* _Goal of the exercise_: The records below must be copied in full; omit the images.

** Begin Dataset content **

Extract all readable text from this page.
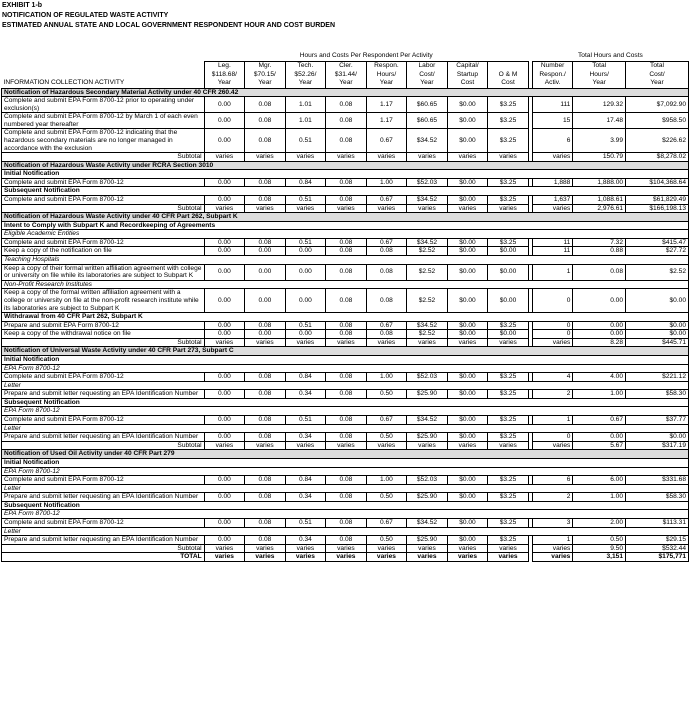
EXHIBIT 1-b
NOTIFICATION OF REGULATED WASTE ACTIVITY
ESTIMATED ANNUAL STATE AND LOCAL GOVERNMENT RESPONDENT HOUR AND COST BURDEN
	Hours and Costs Per Respondent Per Activity									Total Hours and Costs		
	Leg.	Mgr.	Tech.	Cler.	Respon.	Labor	Capital/			Number	Total	Total
	$118.68/	$70.15/	$52.26/	$31.44/	Hours/	Cost/	Startup	O & M		Respon./	Hours/	Cost/
INFORMATION COLLECTION ACTIVITY	Year	Year	Year	Year	Year	Year	Cost	Cost		Activ.	Year	Year
Notification of Hazardous Secondary Material Activity under 40 CFR 260.42												
Complete and submit EPA Form 8700-12 prior to operating under exclusion(s)	0.00	0.08	1.01	0.08	1.17	$60.65	$0.00	$3.25		111	129.32	$7,092.90
Complete and submit EPA Form 8700-12 by March 1 of each even numbered year thereafter	0.00	0.08	1.01	0.08	1.17	$60.65	$0.00	$3.25		15	17.48	$958.50
Complete and submit EPA Form 8700-12 indicating that the hazardous secondary materials are no longer managed in accordance with the exclusion	0.00	0.08	0.51	0.08	0.67	$34.52	$0.00	$3.25		6	3.99	$226.62
Subtotal	varies	varies	varies	varies	varies	varies	varies	varies		varies	150.79	$8,278.02
Notification of Hazardous Waste Activity under RCRA Section 3010												
Initial Notification												
Complete and submit EPA Form 8700-12	0.00	0.08	0.84	0.08	1.00	$52.03	$0.00	$3.25		1,888	1,888.00	$104,368.64
Subsequent Notification												
Complete and submit EPA Form 8700-12	0.00	0.08	0.51	0.08	0.67	$34.52	$0.00	$3.25		1,637	1,088.61	$61,829.49
Subtotal	varies	varies	varies	varies	varies	varies	varies	varies		varies	2,976.61	$166,198.13
Notification of Hazardous Waste Activity under 40 CFR Part 262, Subpart K												
Intent to Comply with Subpart K and Recordkeeping of Agreements												
Eligible Academic Entities												
Complete and submit EPA Form 8700-12	0.00	0.08	0.51	0.08	0.67	$34.52	$0.00	$3.25		11	7.32	$415.47
Keep a copy of the notification on file	0.00	0.00	0.00	0.08	0.08	$2.52	$0.00	$0.00		11	0.88	$27.72
Teaching Hospitals												
Keep a copy of their formal written affiliation agreement with college or university on file while its laboratories are subject to Subpart K	0.00	0.00	0.00	0.08	0.08	$2.52	$0.00	$0.00		1	0.08	$2.52
Non-Profit Research Institutes												
Keep a copy of the formal written affiliation agreement with a college or university on file at the non-profit research institute while its laboratories are subject to Subpart K	0.00	0.00	0.00	0.08	0.08	$2.52	$0.00	$0.00		0	0.00	$0.00
Withdrawal from 40 CFR Part 262, Subpart K												
Prepare and submit EPA Form 8700-12	0.00	0.08	0.51	0.08	0.67	$34.52	$0.00	$3.25		0	0.00	$0.00
Keep a copy of the withdrawal notice on file	0.00	0.00	0.00	0.08	0.08	$2.52	$0.00	$0.00		0	0.00	$0.00
Subtotal	varies	varies	varies	varies	varies	varies	varies	varies		varies	8.28	$445.71
Notification of Universal Waste Activity under 40 CFR Part 273, Subpart C												
Initial Notification												
EPA Form 8700-12												
Complete and submit EPA Form 8700-12	0.00	0.08	0.84	0.08	1.00	$52.03	$0.00	$3.25		4	4.00	$221.12
Letter												
Prepare and submit letter requesting an EPA Identification Number	0.00	0.08	0.34	0.08	0.50	$25.90	$0.00	$3.25		2	1.00	$58.30
Subsequent Notification												
EPA Form 8700-12												
Complete and submit EPA Form 8700-12	0.00	0.08	0.51	0.08	0.67	$34.52	$0.00	$3.25		1	0.67	$37.77
Letter												
Prepare and submit letter requesting an EPA Identification Number	0.00	0.08	0.34	0.08	0.50	$25.90	$0.00	$3.25		0	0.00	$0.00
Subtotal	varies	varies	varies	varies	varies	varies	varies	varies		varies	5.67	$317.19
Notification of Used Oil Activity under 40 CFR Part 279												
Initial Notification												
EPA Form 8700-12												
Complete and submit EPA Form 8700-12	0.00	0.08	0.84	0.08	1.00	$52.03	$0.00	$3.25		6	6.00	$331.68
Letter												
Prepare and submit letter requesting an EPA Identification Number	0.00	0.08	0.34	0.08	0.50	$25.90	$0.00	$3.25		2	1.00	$58.30
Subsequent Notification												
EPA Form 8700-12												
Complete and submit EPA Form 8700-12	0.00	0.08	0.51	0.08	0.67	$34.52	$0.00	$3.25		3	2.00	$113.31
Letter												
Prepare and submit letter requesting an EPA Identification Number	0.00	0.08	0.34	0.08	0.50	$25.90	$0.00	$3.25		1	0.50	$29.15
Subtotal	varies	varies	varies	varies	varies	varies	varies	varies		varies	9.50	$532.44
TOTAL	varies	varies	varies	varies	varies	varies	varies	varies		varies	3,151	$175,771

** End Dataset content **

* _Solution to this exercise_:
Extract all readable text from this page.
EXHIBIT 1-b
NOTIFICATION OF REGULATED WASTE ACTIVITY
ESTIMATED ANNUAL STATE AND LOCAL GOVERNMENT RESPONDENT HOUR AND COST BURDEN
	Hours and Costs Per Respondent Per Activity									Total Hours and Costs		
	Leg.	Mgr.	Tech.	Cler.	Respon.	Labor	Capital/			Number	Total	Total
	$118.68/	$70.15/	$52.26/	$31.44/	Hours/	Cost/	Startup	O & M		Respon./	Hours/	Cost/
INFORMATION COLLECTION ACTIVITY	Year	Year	Year	Year	Year	Year	Cost	Cost		Activ.	Year	Year
Notification of Hazardous Secondary Material Activity under 40 CFR 260.42												
Complete and submit EPA Form 8700-12 prior to operating under exclusion(s)	0.00	0.08	1.01	0.08	1.17	$60.65	$0.00	$3.25		111	129.32	$7,092.90
Complete and submit EPA Form 8700-12 by March 1 of each even numbered year thereafter	0.00	0.08	1.01	0.08	1.17	$60.65	$0.00	$3.25		15	17.48	$958.50
Complete and submit EPA Form 8700-12 indicating that the hazardous secondary materials are no longer managed in accordance with the exclusion	0.00	0.08	0.51	0.08	0.67	$34.52	$0.00	$3.25		6	3.99	$226.62
Subtotal	varies	varies	varies	varies	varies	varies	varies	varies		varies	150.79	$8,278.02
Notification of Hazardous Waste Activity under RCRA Section 3010												
Initial Notification												
Complete and submit EPA Form 8700-12	0.00	0.08	0.84	0.08	1.00	$52.03	$0.00	$3.25		1,888	1,888.00	$104,368.64
Subsequent Notification												
Complete and submit EPA Form 8700-12	0.00	0.08	0.51	0.08	0.67	$34.52	$0.00	$3.25		1,637	1,088.61	$61,829.49
Subtotal	varies	varies	varies	varies	varies	varies	varies	varies		varies	2,976.61	$166,198.13
Notification of Hazardous Waste Activity under 40 CFR Part 262, Subpart K												
Intent to Comply with Subpart K and Recordkeeping of Agreements												
Eligible Academic Entities												
Complete and submit EPA Form 8700-12	0.00	0.08	0.51	0.08	0.67	$34.52	$0.00	$3.25		11	7.32	$415.47
Keep a copy of the notification on file	0.00	0.00	0.00	0.08	0.08	$2.52	$0.00	$0.00		11	0.88	$27.72
Teaching Hospitals												
Keep a copy of their formal written affiliation agreement with college or university on file while its laboratories are subject to Subpart K	0.00	0.00	0.00	0.08	0.08	$2.52	$0.00	$0.00		1	0.08	$2.52
Non-Profit Research Institutes												
Keep a copy of the formal written affiliation agreement with a college or university on file at the non-profit research institute while its laboratories are subject to Subpart K	0.00	0.00	0.00	0.08	0.08	$2.52	$0.00	$0.00		0	0.00	$0.00
Withdrawal from 40 CFR Part 262, Subpart K												
Prepare and submit EPA Form 8700-12	0.00	0.08	0.51	0.08	0.67	$34.52	$0.00	$3.25		0	0.00	$0.00
Keep a copy of the withdrawal notice on file	0.00	0.00	0.00	0.08	0.08	$2.52	$0.00	$0.00		0	0.00	$0.00
Subtotal	varies	varies	varies	varies	varies	varies	varies	varies		varies	8.28	$445.71
Notification of Universal Waste Activity under 40 CFR Part 273, Subpart C												
Initial Notification												
EPA Form 8700-12												
Complete and submit EPA Form 8700-12	0.00	0.08	0.84	0.08	1.00	$52.03	$0.00	$3.25		4	4.00	$221.12
Letter												
Prepare and submit letter requesting an EPA Identification Number	0.00	0.08	0.34	0.08	0.50	$25.90	$0.00	$3.25		2	1.00	$58.30
Subsequent Notification												
EPA Form 8700-12												
Complete and submit EPA Form 8700-12	0.00	0.08	0.51	0.08	0.67	$34.52	$0.00	$3.25		1	0.67	$37.77
Letter												
Prepare and submit letter requesting an EPA Identification Number	0.00	0.08	0.34	0.08	0.50	$25.90	$0.00	$3.25		0	0.00	$0.00
Subtotal	varies	varies	varies	varies	varies	varies	varies	varies		varies	5.67	$317.19
Notification of Used Oil Activity under 40 CFR Part 279												
Initial Notification												
EPA Form 8700-12												
Complete and submit EPA Form 8700-12	0.00	0.08	0.84	0.08	1.00	$52.03	$0.00	$3.25		6	6.00	$331.68
Letter												
Prepare and submit letter requesting an EPA Identification Number	0.00	0.08	0.34	0.08	0.50	$25.90	$0.00	$3.25		2	1.00	$58.30
Subsequent Notification												
EPA Form 8700-12												
Complete and submit EPA Form 8700-12	0.00	0.08	0.51	0.08	0.67	$34.52	$0.00	$3.25		3	2.00	$113.31
Letter												
Prepare and submit letter requesting an EPA Identification Number	0.00	0.08	0.34	0.08	0.50	$25.90	$0.00	$3.25		1	0.50	$29.15
Subtotal	varies	varies	varies	varies	varies	varies	varies	varies		varies	9.50	$532.44
TOTAL	varies	varies	varies	varies	varies	varies	varies	varies		varies	3,151	$175,771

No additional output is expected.